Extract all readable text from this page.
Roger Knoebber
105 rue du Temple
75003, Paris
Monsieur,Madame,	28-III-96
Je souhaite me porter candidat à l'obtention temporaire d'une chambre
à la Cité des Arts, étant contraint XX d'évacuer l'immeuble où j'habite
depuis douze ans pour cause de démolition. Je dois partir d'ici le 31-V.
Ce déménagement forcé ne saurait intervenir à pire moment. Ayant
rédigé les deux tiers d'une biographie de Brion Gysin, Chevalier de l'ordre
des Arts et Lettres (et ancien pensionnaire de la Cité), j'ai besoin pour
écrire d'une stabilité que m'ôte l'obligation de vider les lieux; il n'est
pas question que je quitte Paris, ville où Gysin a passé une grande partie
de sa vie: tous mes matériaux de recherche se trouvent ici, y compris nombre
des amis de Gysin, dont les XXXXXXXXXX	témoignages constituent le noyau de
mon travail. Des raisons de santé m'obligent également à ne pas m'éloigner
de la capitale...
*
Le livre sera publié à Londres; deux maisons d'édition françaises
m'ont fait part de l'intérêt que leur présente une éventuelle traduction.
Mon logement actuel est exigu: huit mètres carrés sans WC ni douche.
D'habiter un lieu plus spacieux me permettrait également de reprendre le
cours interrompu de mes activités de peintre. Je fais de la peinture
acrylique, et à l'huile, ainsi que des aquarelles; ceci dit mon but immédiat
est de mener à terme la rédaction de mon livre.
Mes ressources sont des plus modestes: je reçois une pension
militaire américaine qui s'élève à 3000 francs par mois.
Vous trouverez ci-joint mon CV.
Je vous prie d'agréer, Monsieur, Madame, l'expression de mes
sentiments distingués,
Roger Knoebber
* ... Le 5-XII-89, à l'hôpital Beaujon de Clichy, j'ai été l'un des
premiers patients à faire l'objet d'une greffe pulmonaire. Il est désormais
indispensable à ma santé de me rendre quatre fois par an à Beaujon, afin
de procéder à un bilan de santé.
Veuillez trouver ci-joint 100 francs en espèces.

▸ WORK REQUIRED
In full and word for word, write out the data above.

▸ RESPONSE AREA
Extract all readable text from this page.
Roger Knoebber
105 rue du Temple
75003, Paris
Monsieur,Madame,	28-III-96
Je souhaite me porter candidat à l'obtention temporaire d'une chambre
à la Cité des Arts, étant contraint XX d'évacuer l'immeuble où j'habite
depuis douze ans pour cause de démolition. Je dois partir d'ici le 31-V.
Ce déménagement forcé ne saurait intervenir à pire moment. Ayant
rédigé les deux tiers d'une biographie de Brion Gysin, Chevalier de l'ordre
des Arts et Lettres (et ancien pensionnaire de la Cité), j'ai besoin pour
écrire d'une stabilité que m'ôte l'obligation de vider les lieux; il n'est
pas question que je quitte Paris, ville où Gysin a passé une grande partie
de sa vie: tous mes matériaux de recherche se trouvent ici, y compris nombre
des amis de Gysin, dont les XXXXXXXXXX	témoignages constituent le noyau de
mon travail. Des raisons de santé m'obligent également à ne pas m'éloigner
de la capitale...
*
Le livre sera publié à Londres; deux maisons d'édition françaises
m'ont fait part de l'intérêt que leur présente une éventuelle traduction.
Mon logement actuel est exigu: huit mètres carrés sans WC ni douche.
D'habiter un lieu plus spacieux me permettrait également de reprendre le
cours interrompu de mes activités de peintre. Je fais de la peinture
acrylique, et à l'huile, ainsi que des aquarelles; ceci dit mon but immédiat
est de mener à terme la rédaction de mon livre.
Mes ressources sont des plus modestes: je reçois une pension
militaire américaine qui s'élève à 3000 francs par mois.
Vous trouverez ci-joint mon CV.
Je vous prie d'agréer, Monsieur, Madame, l'expression de mes
sentiments distingués,
Roger Knoebber
* ... Le 5-XII-89, à l'hôpital Beaujon de Clichy, j'ai été l'un des
premiers patients à faire l'objet d'une greffe pulmonaire. Il est désormais
indispensable à ma santé de me rendre quatre fois par an à Beaujon, afin
de procéder à un bilan de santé.
Veuillez trouver ci-joint 100 francs en espèces.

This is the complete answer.